> **SUPPLIED ENTRIES**

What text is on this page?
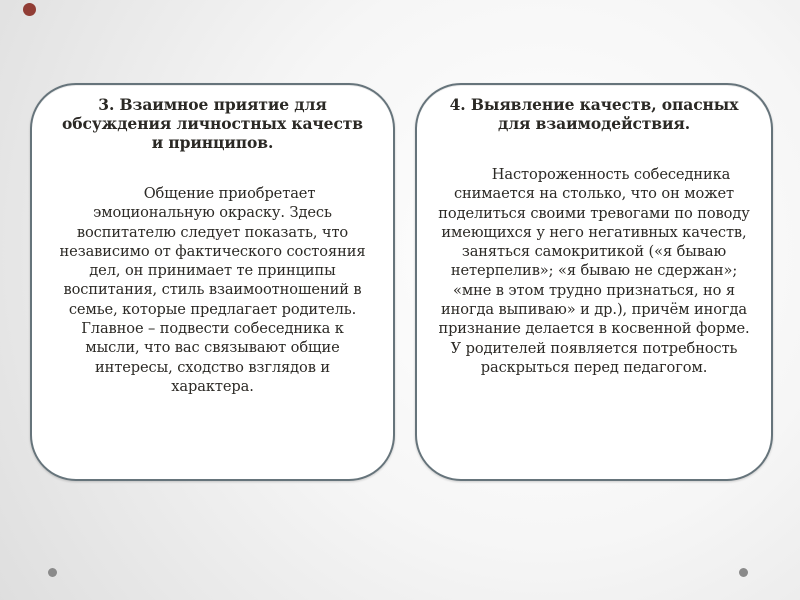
3. Взаимное приятие для обсуждения личностных качеств и принципов.

Общение приобретает эмоциональную окраску. Здесь воспитателю следует показать, что независимо от фактического состояния дел, он принимает те принципы воспитания, стиль взаимоотношений в семье, которые предлагает родитель. Главное – подвести собеседника к мысли, что вас связывают общие интересы, сходство взглядов и характера.

4. Выявление качеств, опасных для взаимодействия.

Настороженность собеседника снимается на столько, что он может поделиться своими тревогами по поводу имеющихся у него негативных качеств, заняться самокритикой («я бываю нетерпелив»; «я бываю не сдержан»; «мне в этом трудно признаться, но я иногда выпиваю» и др.), причём иногда признание делается в косвенной форме. У родителей появляется потребность раскрыться перед педагогом.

> **WHAT THE EXERCISE ASKS**
Can you retype every record above exactly, leaving out the pictures?

> **RESPONSE**
What text is on this page?
3. Взаимное приятие для обсуждения личностных качеств и принципов.

Общение приобретает эмоциональную окраску. Здесь воспитателю следует показать, что независимо от фактического состояния дел, он принимает те принципы воспитания, стиль взаимоотношений в семье, которые предлагает родитель. Главное – подвести собеседника к мысли, что вас связывают общие интересы, сходство взглядов и характера.

4. Выявление качеств, опасных для взаимодействия.

Настороженность собеседника снимается на столько, что он может поделиться своими тревогами по поводу имеющихся у него негативных качеств, заняться самокритикой («я бываю нетерпелив»; «я бываю не сдержан»; «мне в этом трудно признаться, но я иногда выпиваю» и др.), причём иногда признание делается в косвенной форме. У родителей появляется потребность раскрыться перед педагогом.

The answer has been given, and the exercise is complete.